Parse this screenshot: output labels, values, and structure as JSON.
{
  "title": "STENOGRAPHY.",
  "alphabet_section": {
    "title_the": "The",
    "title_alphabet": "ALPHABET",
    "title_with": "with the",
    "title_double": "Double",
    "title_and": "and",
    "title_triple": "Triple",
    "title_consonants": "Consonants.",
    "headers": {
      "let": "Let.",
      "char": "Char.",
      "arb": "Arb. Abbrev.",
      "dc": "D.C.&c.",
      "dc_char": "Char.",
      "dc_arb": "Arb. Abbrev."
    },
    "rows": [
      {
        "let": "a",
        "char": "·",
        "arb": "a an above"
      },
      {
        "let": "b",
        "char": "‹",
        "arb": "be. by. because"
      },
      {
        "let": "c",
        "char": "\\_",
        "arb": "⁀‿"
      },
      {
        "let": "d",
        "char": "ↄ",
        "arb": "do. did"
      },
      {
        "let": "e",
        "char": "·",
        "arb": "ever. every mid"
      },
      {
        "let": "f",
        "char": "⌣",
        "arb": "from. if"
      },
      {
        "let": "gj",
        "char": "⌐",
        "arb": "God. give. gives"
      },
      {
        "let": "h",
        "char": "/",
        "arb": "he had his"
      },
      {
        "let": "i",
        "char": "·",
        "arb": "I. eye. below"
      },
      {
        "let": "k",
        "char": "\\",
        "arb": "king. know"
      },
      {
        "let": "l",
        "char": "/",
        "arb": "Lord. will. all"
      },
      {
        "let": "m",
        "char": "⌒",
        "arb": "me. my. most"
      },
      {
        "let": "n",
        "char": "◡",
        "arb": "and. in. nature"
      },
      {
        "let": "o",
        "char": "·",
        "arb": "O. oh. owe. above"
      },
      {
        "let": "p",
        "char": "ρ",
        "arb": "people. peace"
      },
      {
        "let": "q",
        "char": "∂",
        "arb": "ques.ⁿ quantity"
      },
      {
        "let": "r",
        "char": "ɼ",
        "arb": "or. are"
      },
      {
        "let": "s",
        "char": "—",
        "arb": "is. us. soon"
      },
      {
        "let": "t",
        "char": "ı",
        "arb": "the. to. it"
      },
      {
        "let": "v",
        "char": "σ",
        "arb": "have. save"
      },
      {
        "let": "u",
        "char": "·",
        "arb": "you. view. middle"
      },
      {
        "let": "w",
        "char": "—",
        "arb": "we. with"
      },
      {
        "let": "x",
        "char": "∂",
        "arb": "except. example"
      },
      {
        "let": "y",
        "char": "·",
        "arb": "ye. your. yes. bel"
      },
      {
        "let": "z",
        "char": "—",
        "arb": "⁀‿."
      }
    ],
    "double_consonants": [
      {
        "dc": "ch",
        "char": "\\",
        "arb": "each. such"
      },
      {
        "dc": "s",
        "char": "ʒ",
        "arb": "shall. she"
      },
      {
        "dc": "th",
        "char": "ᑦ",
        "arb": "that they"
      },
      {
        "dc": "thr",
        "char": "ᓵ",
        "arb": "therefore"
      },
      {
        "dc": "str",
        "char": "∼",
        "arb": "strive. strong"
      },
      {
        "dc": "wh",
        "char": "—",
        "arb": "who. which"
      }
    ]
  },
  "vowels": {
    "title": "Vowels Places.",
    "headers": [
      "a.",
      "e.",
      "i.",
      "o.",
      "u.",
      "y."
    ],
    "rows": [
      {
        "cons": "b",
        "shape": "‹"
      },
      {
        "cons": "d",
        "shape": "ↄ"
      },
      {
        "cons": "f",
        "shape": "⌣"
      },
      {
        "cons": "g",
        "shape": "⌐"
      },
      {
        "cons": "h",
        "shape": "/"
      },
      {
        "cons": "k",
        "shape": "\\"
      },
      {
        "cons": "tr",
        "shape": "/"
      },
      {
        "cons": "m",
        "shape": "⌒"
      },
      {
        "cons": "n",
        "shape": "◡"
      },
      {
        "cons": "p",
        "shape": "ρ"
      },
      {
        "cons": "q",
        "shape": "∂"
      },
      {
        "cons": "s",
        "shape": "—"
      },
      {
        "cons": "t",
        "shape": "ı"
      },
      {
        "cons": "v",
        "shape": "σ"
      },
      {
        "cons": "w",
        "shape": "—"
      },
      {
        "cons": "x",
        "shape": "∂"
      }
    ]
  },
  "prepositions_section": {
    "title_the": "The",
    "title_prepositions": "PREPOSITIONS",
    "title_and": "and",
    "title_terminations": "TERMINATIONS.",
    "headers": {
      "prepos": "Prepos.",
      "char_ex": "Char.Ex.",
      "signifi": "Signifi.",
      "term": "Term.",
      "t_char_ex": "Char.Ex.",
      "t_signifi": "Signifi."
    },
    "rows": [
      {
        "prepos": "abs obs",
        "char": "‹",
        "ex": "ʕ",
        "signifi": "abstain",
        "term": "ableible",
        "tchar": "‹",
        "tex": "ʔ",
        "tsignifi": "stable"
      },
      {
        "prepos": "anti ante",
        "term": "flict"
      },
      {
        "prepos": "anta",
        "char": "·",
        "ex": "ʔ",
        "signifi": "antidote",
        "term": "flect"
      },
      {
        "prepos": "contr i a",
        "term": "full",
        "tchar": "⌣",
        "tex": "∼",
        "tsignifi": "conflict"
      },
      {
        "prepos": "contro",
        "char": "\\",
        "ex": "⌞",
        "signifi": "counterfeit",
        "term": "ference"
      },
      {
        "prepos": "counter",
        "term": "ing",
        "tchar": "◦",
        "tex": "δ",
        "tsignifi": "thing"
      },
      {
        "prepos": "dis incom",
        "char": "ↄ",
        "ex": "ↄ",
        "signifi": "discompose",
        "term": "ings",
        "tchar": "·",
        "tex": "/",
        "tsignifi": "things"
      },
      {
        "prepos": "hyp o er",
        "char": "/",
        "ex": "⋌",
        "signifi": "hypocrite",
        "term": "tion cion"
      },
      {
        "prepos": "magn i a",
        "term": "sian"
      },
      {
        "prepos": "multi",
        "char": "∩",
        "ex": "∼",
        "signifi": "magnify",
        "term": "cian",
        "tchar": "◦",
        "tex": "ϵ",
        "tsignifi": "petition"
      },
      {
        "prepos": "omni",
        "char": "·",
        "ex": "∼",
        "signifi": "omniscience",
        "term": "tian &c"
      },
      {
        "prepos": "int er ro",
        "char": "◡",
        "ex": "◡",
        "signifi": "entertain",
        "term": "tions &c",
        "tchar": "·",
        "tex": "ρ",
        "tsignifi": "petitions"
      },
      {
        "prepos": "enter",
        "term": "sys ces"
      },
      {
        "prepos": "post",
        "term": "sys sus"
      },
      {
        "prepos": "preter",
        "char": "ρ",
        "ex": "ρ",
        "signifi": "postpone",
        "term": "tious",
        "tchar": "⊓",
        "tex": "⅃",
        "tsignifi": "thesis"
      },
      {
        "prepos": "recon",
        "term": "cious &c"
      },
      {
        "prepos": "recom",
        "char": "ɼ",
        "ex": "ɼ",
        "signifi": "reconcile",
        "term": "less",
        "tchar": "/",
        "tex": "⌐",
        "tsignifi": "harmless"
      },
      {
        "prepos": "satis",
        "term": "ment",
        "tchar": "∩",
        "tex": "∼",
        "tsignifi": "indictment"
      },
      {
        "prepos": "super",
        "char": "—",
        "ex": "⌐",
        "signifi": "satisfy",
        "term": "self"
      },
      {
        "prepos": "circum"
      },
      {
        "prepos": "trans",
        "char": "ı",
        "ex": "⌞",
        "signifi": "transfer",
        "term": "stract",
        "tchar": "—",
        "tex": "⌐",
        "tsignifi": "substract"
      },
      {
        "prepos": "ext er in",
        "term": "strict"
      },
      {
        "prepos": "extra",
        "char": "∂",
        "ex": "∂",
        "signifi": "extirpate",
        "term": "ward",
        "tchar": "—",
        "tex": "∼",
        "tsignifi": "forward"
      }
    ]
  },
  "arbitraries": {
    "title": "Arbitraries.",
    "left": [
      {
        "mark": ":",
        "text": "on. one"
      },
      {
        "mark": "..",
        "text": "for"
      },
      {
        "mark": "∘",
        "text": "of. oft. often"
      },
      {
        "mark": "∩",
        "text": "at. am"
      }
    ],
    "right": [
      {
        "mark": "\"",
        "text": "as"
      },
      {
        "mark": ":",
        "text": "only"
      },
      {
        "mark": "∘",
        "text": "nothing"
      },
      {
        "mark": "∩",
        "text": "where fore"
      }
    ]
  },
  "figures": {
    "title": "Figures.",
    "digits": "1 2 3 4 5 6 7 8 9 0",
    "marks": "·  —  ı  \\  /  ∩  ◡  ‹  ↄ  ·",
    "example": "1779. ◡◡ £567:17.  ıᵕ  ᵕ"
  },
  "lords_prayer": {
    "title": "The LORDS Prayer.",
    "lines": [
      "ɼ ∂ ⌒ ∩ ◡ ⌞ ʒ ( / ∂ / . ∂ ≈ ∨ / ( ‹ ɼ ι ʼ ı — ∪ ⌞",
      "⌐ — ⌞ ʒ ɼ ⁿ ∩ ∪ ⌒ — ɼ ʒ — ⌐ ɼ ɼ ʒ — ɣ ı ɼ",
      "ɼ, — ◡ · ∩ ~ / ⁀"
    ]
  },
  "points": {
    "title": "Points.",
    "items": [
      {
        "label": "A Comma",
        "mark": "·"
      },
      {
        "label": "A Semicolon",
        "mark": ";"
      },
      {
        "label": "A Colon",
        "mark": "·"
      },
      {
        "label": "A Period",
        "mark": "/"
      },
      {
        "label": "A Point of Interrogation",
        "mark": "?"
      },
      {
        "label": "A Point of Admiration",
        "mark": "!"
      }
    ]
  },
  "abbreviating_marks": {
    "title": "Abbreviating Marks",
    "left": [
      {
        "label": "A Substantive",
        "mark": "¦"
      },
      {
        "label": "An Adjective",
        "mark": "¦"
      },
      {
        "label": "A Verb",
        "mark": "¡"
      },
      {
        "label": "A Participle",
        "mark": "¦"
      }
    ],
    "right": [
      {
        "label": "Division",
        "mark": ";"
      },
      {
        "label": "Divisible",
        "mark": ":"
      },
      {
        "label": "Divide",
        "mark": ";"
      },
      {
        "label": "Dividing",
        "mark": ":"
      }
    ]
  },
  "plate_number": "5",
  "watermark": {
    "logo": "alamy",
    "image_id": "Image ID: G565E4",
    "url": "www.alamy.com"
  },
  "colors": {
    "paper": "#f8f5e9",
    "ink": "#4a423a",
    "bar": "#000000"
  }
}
# # #
Task to complete
Pull every line containing the word "tchar" out of the entries above.

Solution for this task
        "tchar": "‹",
        "tchar": "⌣",
        "tchar": "◦",
        "tchar": "·",
        "tchar": "◦",
        "tchar": "·",
        "tchar": "⊓",
        "tchar": "/",
        "tchar": "∩",
        "tchar": "—",
        "tchar": "—",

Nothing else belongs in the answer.